Skip the images and return the records below exactly.

(begin)

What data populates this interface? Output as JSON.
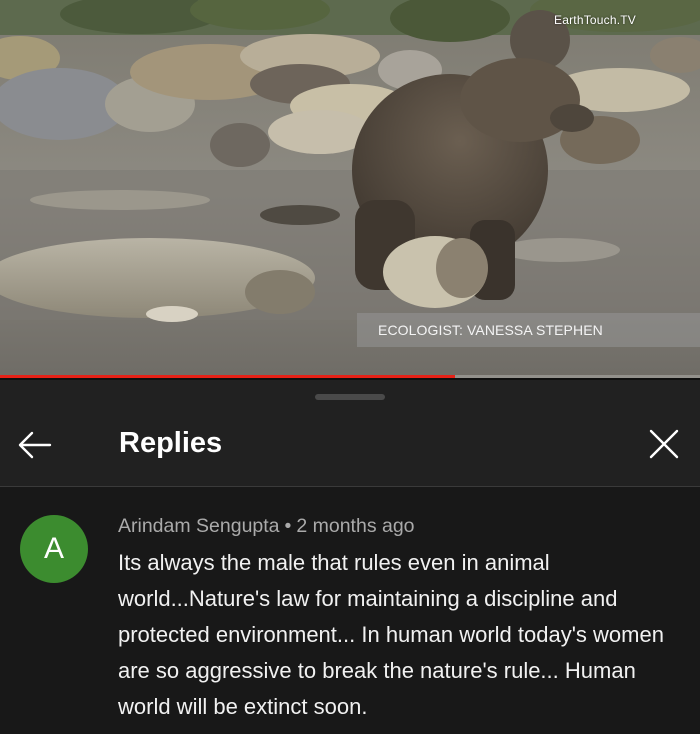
{
  "video": {
    "watermark": "EarthTouch.TV",
    "caption": "ECOLOGIST: VANESSA STEPHEN",
    "progress_fraction": 0.65
  },
  "panel": {
    "title": "Replies",
    "back_icon": "arrow-left-icon",
    "close_icon": "close-icon"
  },
  "comment": {
    "avatar_letter": "A",
    "avatar_color": "#3c8c2f",
    "author": "Arindam Sengupta",
    "separator": "•",
    "time": "2 months ago",
    "text": "Its always the male that rules even in animal world...Nature's law for maintaining a discipline and protected environment... In human world today's women are so aggressive to break the nature's rule... Human world will be extinct soon."
  }
}
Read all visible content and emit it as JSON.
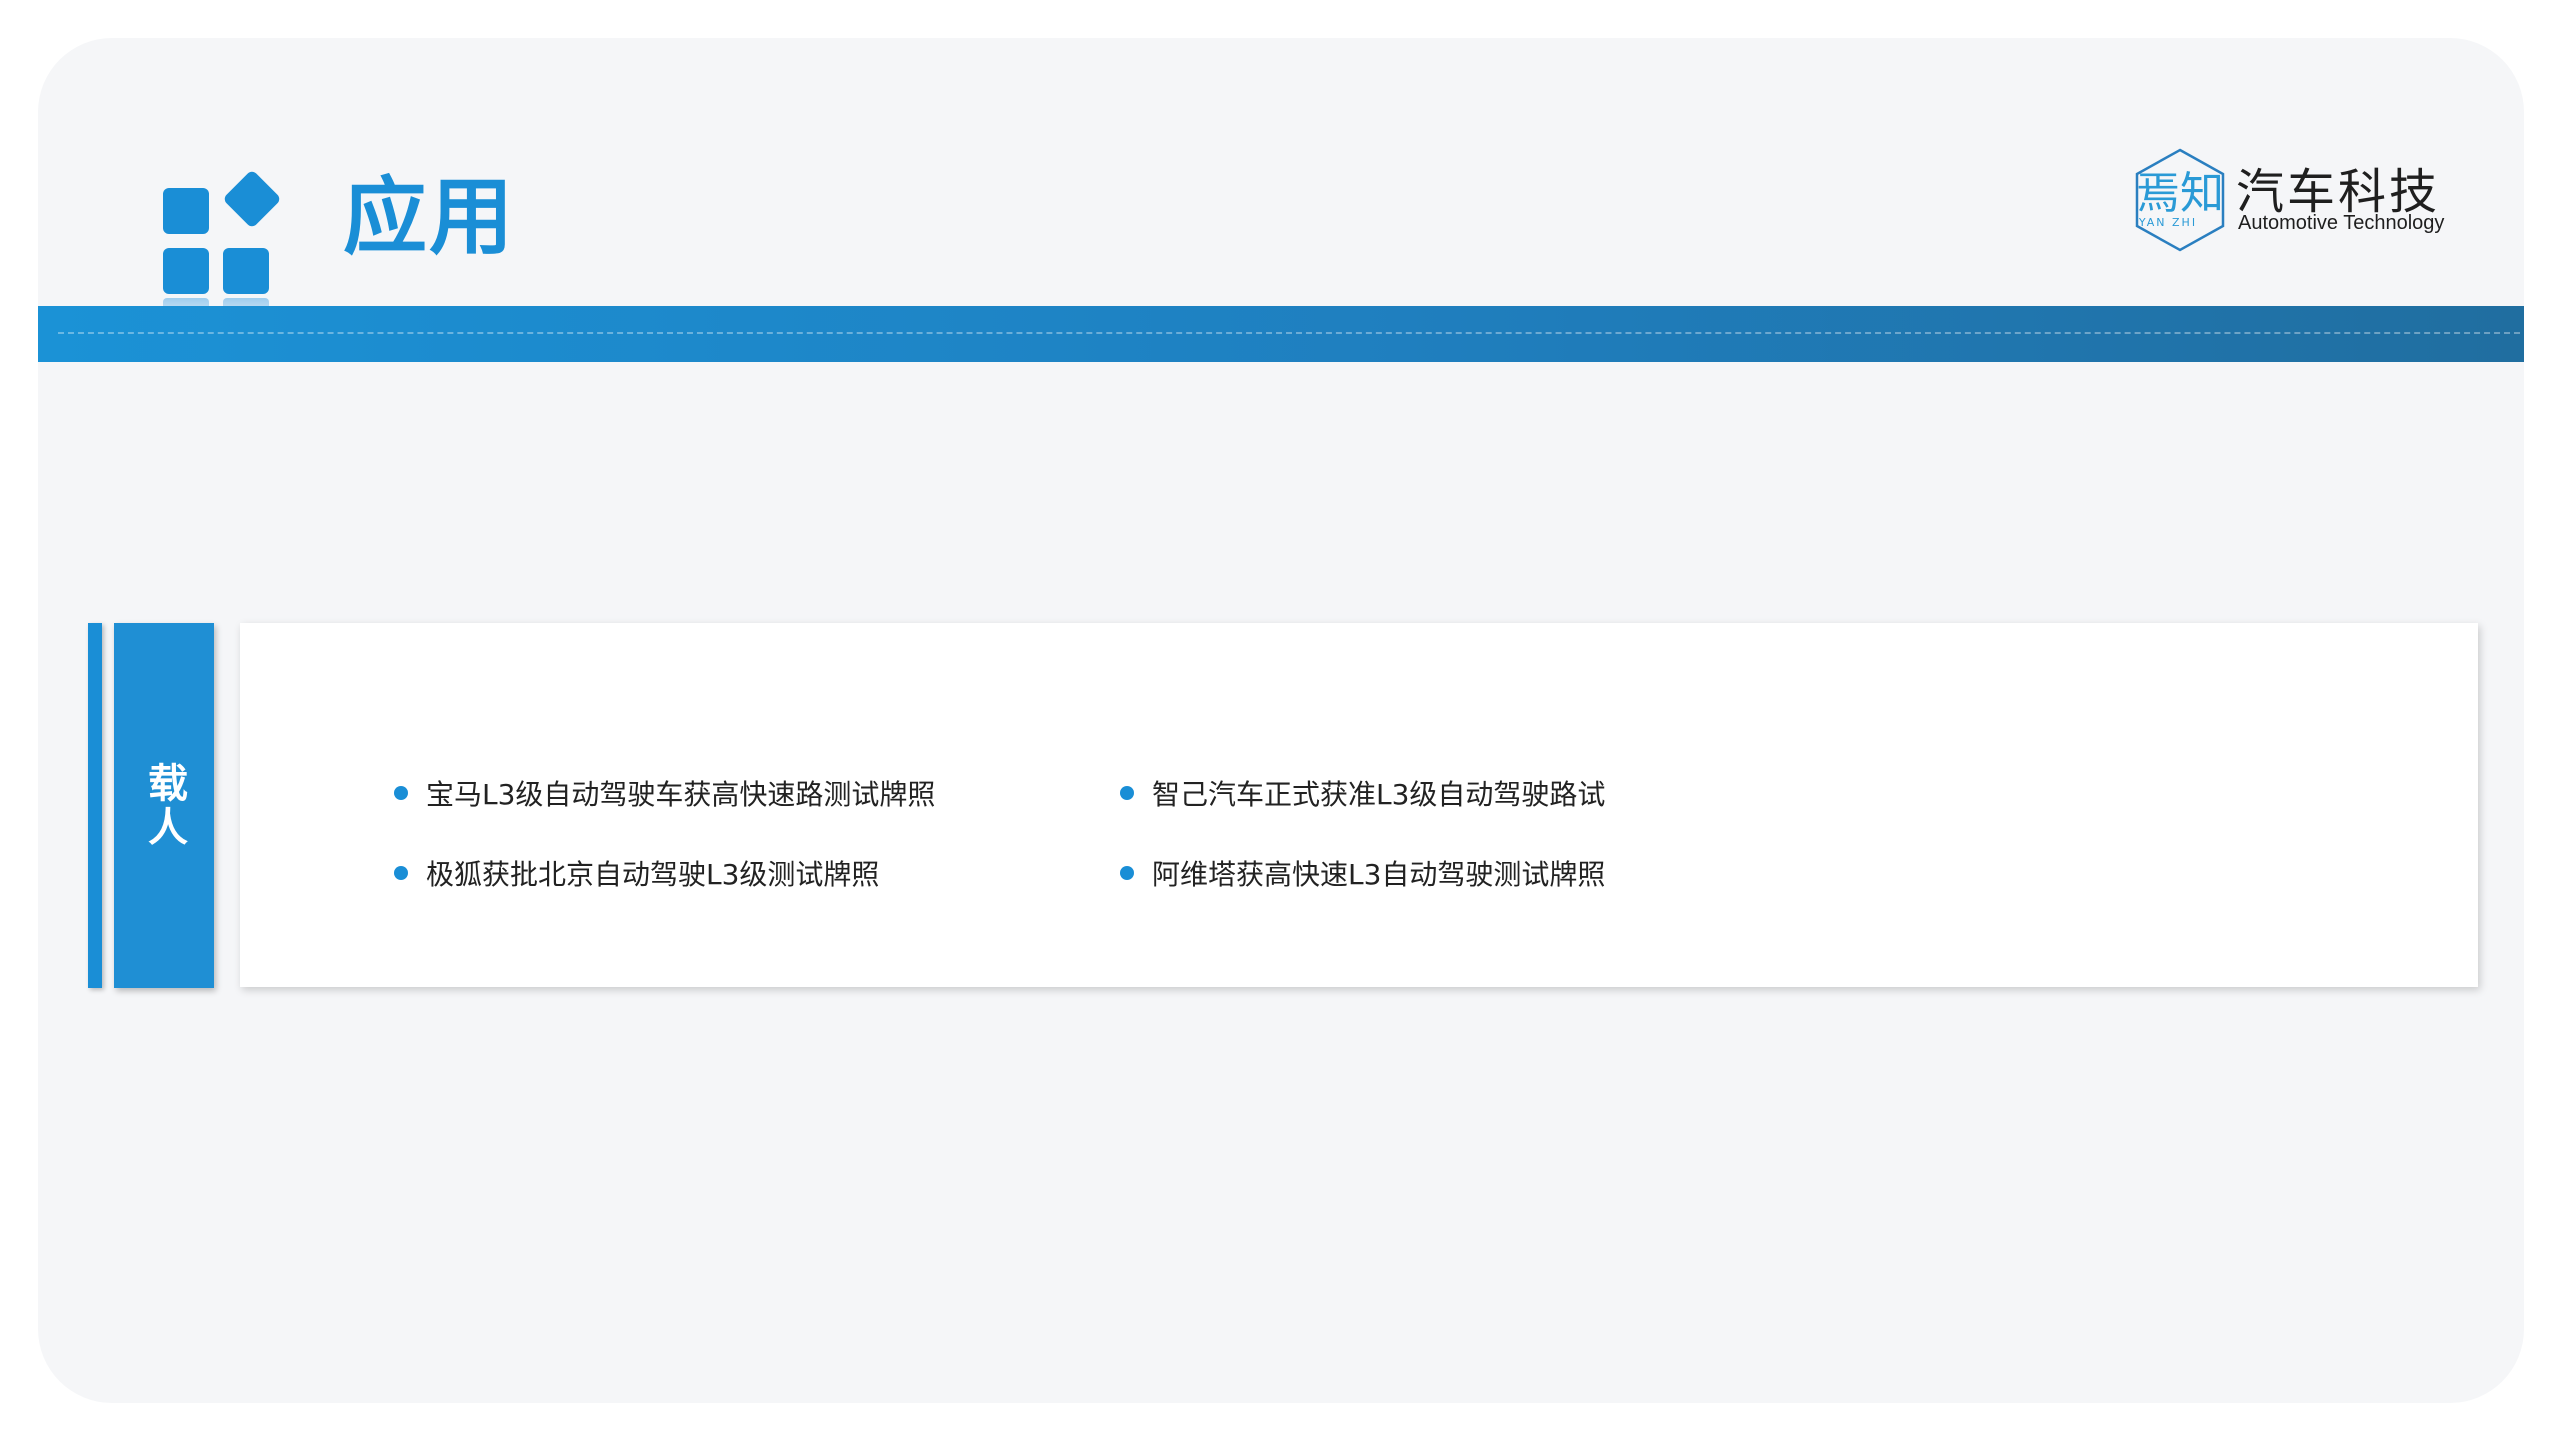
{
  "header": {
    "title": "应用",
    "brand": {
      "logo_mark": "焉知",
      "logo_sub": "YAN ZHI",
      "name_cn": "汽车科技",
      "name_en": "Automotive Technology"
    }
  },
  "section": {
    "label": "载人",
    "items": [
      "宝马L3级自动驾驶车获高快速路测试牌照",
      "智己汽车正式获准L3级自动驾驶路试",
      "极狐获批北京自动驾驶L3级测试牌照",
      "阿维塔获高快速L3自动驾驶测试牌照"
    ]
  },
  "colors": {
    "accent": "#1a8ed6",
    "band_start": "#1b92d6",
    "band_end": "#206ea0",
    "background": "#f5f6f8"
  }
}
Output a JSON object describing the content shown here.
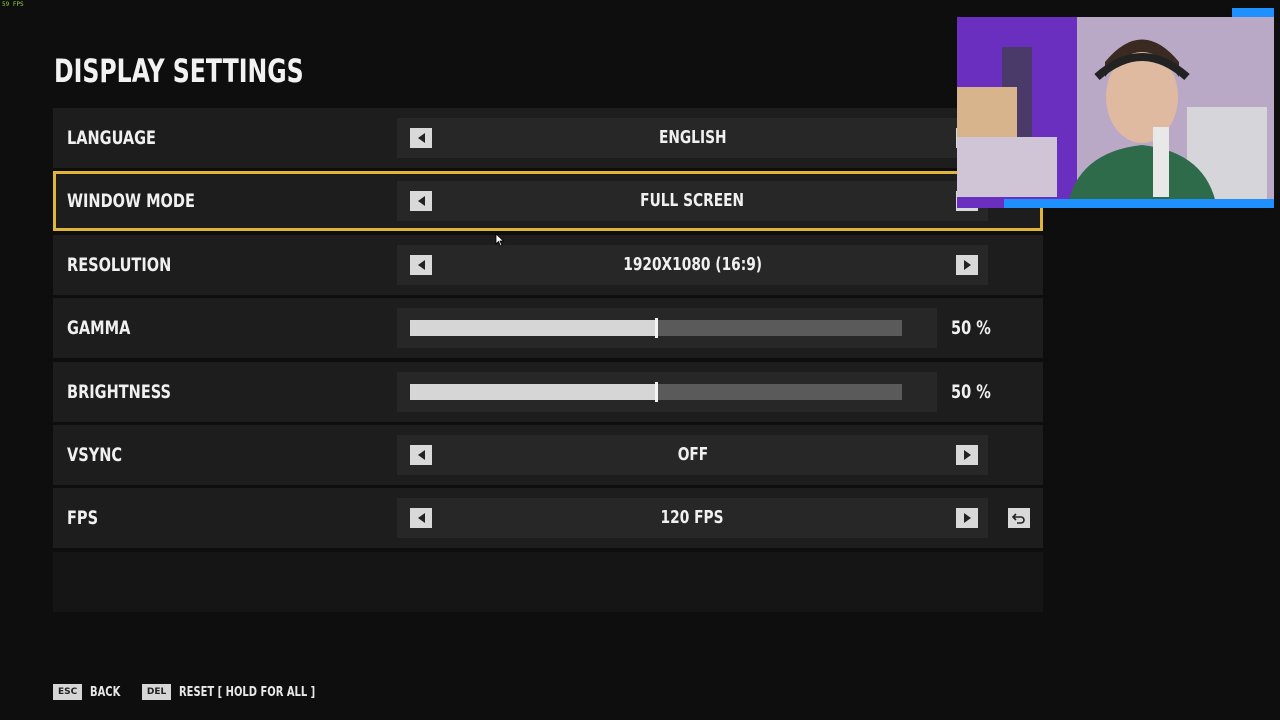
{
  "overlay": {
    "fps_counter": "59 FPS"
  },
  "page": {
    "title": "DISPLAY SETTINGS"
  },
  "settings": [
    {
      "label": "LANGUAGE",
      "type": "selector",
      "value": "ENGLISH"
    },
    {
      "label": "WINDOW MODE",
      "type": "selector",
      "value": "FULL SCREEN",
      "selected": true
    },
    {
      "label": "RESOLUTION",
      "type": "selector",
      "value": "1920X1080 (16:9)"
    },
    {
      "label": "GAMMA",
      "type": "slider",
      "value": "50 %",
      "level": 0.5
    },
    {
      "label": "BRIGHTNESS",
      "type": "slider",
      "value": "50 %",
      "level": 0.5
    },
    {
      "label": "VSYNC",
      "type": "selector",
      "value": "OFF"
    },
    {
      "label": "FPS",
      "type": "selector",
      "value": "120 FPS",
      "has_reset": true
    }
  ],
  "footer": {
    "back_key": "ESC",
    "back_label": "BACK",
    "reset_key": "DEL",
    "reset_label": "RESET [ HOLD FOR ALL ]"
  },
  "colors": {
    "accent": "#e1b43a",
    "background": "#0e0e0e",
    "row": "#1d1d1d",
    "stream_bar": "#1e90ff"
  },
  "icons": {
    "left": "arrow-left-icon",
    "right": "arrow-right-icon",
    "reset": "undo-icon",
    "cursor": "mouse-cursor-icon"
  }
}
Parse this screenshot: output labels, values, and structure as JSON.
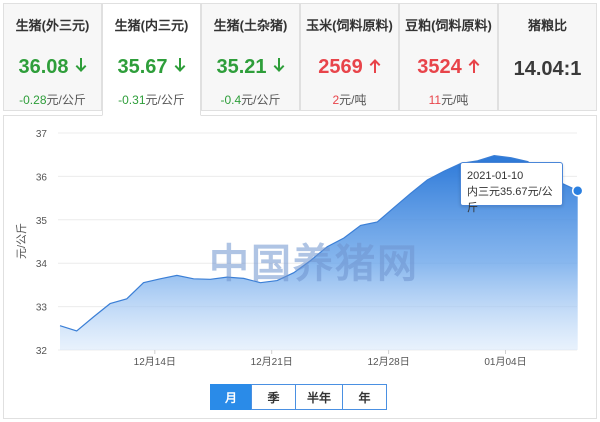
{
  "cards": [
    {
      "title": "生猪(外三元)",
      "price": "36.08",
      "direction": "down",
      "change": "-0.28",
      "unit": "元/公斤",
      "active": false
    },
    {
      "title": "生猪(内三元)",
      "price": "35.67",
      "direction": "down",
      "change": "-0.31",
      "unit": "元/公斤",
      "active": true
    },
    {
      "title": "生猪(土杂猪)",
      "price": "35.21",
      "direction": "down",
      "change": "-0.4",
      "unit": "元/公斤",
      "active": false
    },
    {
      "title": "玉米(饲料原料)",
      "price": "2569",
      "direction": "up",
      "change": "2",
      "unit": "元/吨",
      "active": false
    },
    {
      "title": "豆粕(饲料原料)",
      "price": "3524",
      "direction": "up",
      "change": "11",
      "unit": "元/吨",
      "active": false
    },
    {
      "title": "猪粮比",
      "price": "14.04:1",
      "direction": "flat",
      "change": "",
      "unit": "",
      "active": false
    }
  ],
  "colors": {
    "down": "#2e9e3a",
    "up": "#e8444a",
    "accent": "#2a8be8"
  },
  "icons": {
    "down": "arrow-down-icon",
    "up": "arrow-up-icon"
  },
  "watermark": "中国养猪网",
  "tooltip": {
    "date": "2021-01-10",
    "text": "内三元35.67元/公斤"
  },
  "periods": [
    {
      "label": "月",
      "active": true
    },
    {
      "label": "季",
      "active": false
    },
    {
      "label": "半年",
      "active": false
    },
    {
      "label": "年",
      "active": false
    }
  ],
  "chart_data": {
    "type": "area",
    "title": "",
    "xlabel": "",
    "ylabel": "元/公斤",
    "ylim": [
      32,
      37
    ],
    "yticks": [
      32,
      33,
      34,
      35,
      36,
      37
    ],
    "grid": true,
    "x_tick_labels": [
      {
        "label": "12月14日",
        "index": 4
      },
      {
        "label": "12月21日",
        "index": 11
      },
      {
        "label": "12月28日",
        "index": 18
      },
      {
        "label": "01月04日",
        "index": 25
      }
    ],
    "series": [
      {
        "name": "内三元",
        "x": [
          "12-10",
          "12-11",
          "12-12",
          "12-13",
          "12-14",
          "12-15",
          "12-16",
          "12-17",
          "12-18",
          "12-19",
          "12-20",
          "12-21",
          "12-22",
          "12-23",
          "12-24",
          "12-25",
          "12-26",
          "12-27",
          "12-28",
          "12-29",
          "12-30",
          "12-31",
          "01-01",
          "01-02",
          "01-03",
          "01-04",
          "01-05",
          "01-06",
          "01-07",
          "01-08",
          "01-09",
          "01-10"
        ],
        "values": [
          32.56,
          32.44,
          32.76,
          33.07,
          33.18,
          33.55,
          33.64,
          33.72,
          33.64,
          33.63,
          33.68,
          33.65,
          33.55,
          33.6,
          33.78,
          34.06,
          34.38,
          34.58,
          34.87,
          34.95,
          35.28,
          35.61,
          35.92,
          36.12,
          36.3,
          36.36,
          36.48,
          36.43,
          36.34,
          36.1,
          35.85,
          35.67
        ]
      }
    ],
    "highlight_point": {
      "x": "01-10",
      "value": 35.67
    }
  }
}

(end)

# Written response:
What data populates this interface? Output as JSON.
{
  "video": {
    "watermark": "EarthTouch.TV",
    "caption": "ECOLOGIST: VANESSA STEPHEN",
    "progress_fraction": 0.65
  },
  "panel": {
    "title": "Replies",
    "back_icon": "arrow-left-icon",
    "close_icon": "close-icon"
  },
  "comment": {
    "avatar_letter": "A",
    "avatar_color": "#3c8c2f",
    "author": "Arindam Sengupta",
    "separator": "•",
    "time": "2 months ago",
    "text": "Its always the male that rules even in animal world...Nature's law for maintaining a discipline and protected environment... In human world today's women are so aggressive to break the nature's rule... Human world will be extinct soon."
  }
}
Read all visible content and emit it as JSON.
{
  "header": {
    "title": "应用",
    "brand": {
      "logo_mark": "焉知",
      "logo_sub": "YAN ZHI",
      "name_cn": "汽车科技",
      "name_en": "Automotive Technology"
    }
  },
  "section": {
    "label": "载人",
    "items": [
      "宝马L3级自动驾驶车获高快速路测试牌照",
      "智己汽车正式获准L3级自动驾驶路试",
      "极狐获批北京自动驾驶L3级测试牌照",
      "阿维塔获高快速L3自动驾驶测试牌照"
    ]
  },
  "colors": {
    "accent": "#1a8ed6",
    "band_start": "#1b92d6",
    "band_end": "#206ea0",
    "background": "#f5f6f8"
  }
}
Output a JSON object describing the content shown here.
{
  "overlay": {
    "fps_counter": "59 FPS"
  },
  "page": {
    "title": "DISPLAY SETTINGS"
  },
  "settings": [
    {
      "label": "LANGUAGE",
      "type": "selector",
      "value": "ENGLISH"
    },
    {
      "label": "WINDOW MODE",
      "type": "selector",
      "value": "FULL SCREEN",
      "selected": true
    },
    {
      "label": "RESOLUTION",
      "type": "selector",
      "value": "1920X1080 (16:9)"
    },
    {
      "label": "GAMMA",
      "type": "slider",
      "value": "50 %",
      "level": 0.5
    },
    {
      "label": "BRIGHTNESS",
      "type": "slider",
      "value": "50 %",
      "level": 0.5
    },
    {
      "label": "VSYNC",
      "type": "selector",
      "value": "OFF"
    },
    {
      "label": "FPS",
      "type": "selector",
      "value": "120 FPS",
      "has_reset": true
    }
  ],
  "footer": {
    "back_key": "ESC",
    "back_label": "BACK",
    "reset_key": "DEL",
    "reset_label": "RESET [ HOLD FOR ALL ]"
  },
  "colors": {
    "accent": "#e1b43a",
    "background": "#0e0e0e",
    "row": "#1d1d1d",
    "stream_bar": "#1e90ff"
  },
  "icons": {
    "left": "arrow-left-icon",
    "right": "arrow-right-icon",
    "reset": "undo-icon",
    "cursor": "mouse-cursor-icon"
  }
}
Parse this screenshot: output labels, values, and structure as JSON.
{
  "cards": [
    {
      "title": "生猪(外三元)",
      "price": "36.08",
      "direction": "down",
      "change": "-0.28",
      "unit": "元/公斤",
      "active": false
    },
    {
      "title": "生猪(内三元)",
      "price": "35.67",
      "direction": "down",
      "change": "-0.31",
      "unit": "元/公斤",
      "active": true
    },
    {
      "title": "生猪(土杂猪)",
      "price": "35.21",
      "direction": "down",
      "change": "-0.4",
      "unit": "元/公斤",
      "active": false
    },
    {
      "title": "玉米(饲料原料)",
      "price": "2569",
      "direction": "up",
      "change": "2",
      "unit": "元/吨",
      "active": false
    },
    {
      "title": "豆粕(饲料原料)",
      "price": "3524",
      "direction": "up",
      "change": "11",
      "unit": "元/吨",
      "active": false
    },
    {
      "title": "猪粮比",
      "price": "14.04:1",
      "direction": "flat",
      "change": "",
      "unit": "",
      "active": false
    }
  ],
  "colors": {
    "down": "#2e9e3a",
    "up": "#e8444a",
    "accent": "#2a8be8"
  },
  "icons": {
    "down": "arrow-down-icon",
    "up": "arrow-up-icon"
  },
  "watermark": "中国养猪网",
  "tooltip": {
    "date": "2021-01-10",
    "text": "内三元35.67元/公斤"
  },
  "periods": [
    {
      "label": "月",
      "active": true
    },
    {
      "label": "季",
      "active": false
    },
    {
      "label": "半年",
      "active": false
    },
    {
      "label": "年",
      "active": false
    }
  ],
  "chart_data": {
    "type": "area",
    "title": "",
    "xlabel": "",
    "ylabel": "元/公斤",
    "ylim": [
      32,
      37
    ],
    "yticks": [
      32,
      33,
      34,
      35,
      36,
      37
    ],
    "grid": true,
    "x_tick_labels": [
      {
        "label": "12月14日",
        "index": 4
      },
      {
        "label": "12月21日",
        "index": 11
      },
      {
        "label": "12月28日",
        "index": 18
      },
      {
        "label": "01月04日",
        "index": 25
      }
    ],
    "series": [
      {
        "name": "内三元",
        "x": [
          "12-10",
          "12-11",
          "12-12",
          "12-13",
          "12-14",
          "12-15",
          "12-16",
          "12-17",
          "12-18",
          "12-19",
          "12-20",
          "12-21",
          "12-22",
          "12-23",
          "12-24",
          "12-25",
          "12-26",
          "12-27",
          "12-28",
          "12-29",
          "12-30",
          "12-31",
          "01-01",
          "01-02",
          "01-03",
          "01-04",
          "01-05",
          "01-06",
          "01-07",
          "01-08",
          "01-09",
          "01-10"
        ],
        "values": [
          32.56,
          32.44,
          32.76,
          33.07,
          33.18,
          33.55,
          33.64,
          33.72,
          33.64,
          33.63,
          33.68,
          33.65,
          33.55,
          33.6,
          33.78,
          34.06,
          34.38,
          34.58,
          34.87,
          34.95,
          35.28,
          35.61,
          35.92,
          36.12,
          36.3,
          36.36,
          36.48,
          36.43,
          36.34,
          36.1,
          35.85,
          35.67
        ]
      }
    ],
    "highlight_point": {
      "x": "01-10",
      "value": 35.67
    }
  }
}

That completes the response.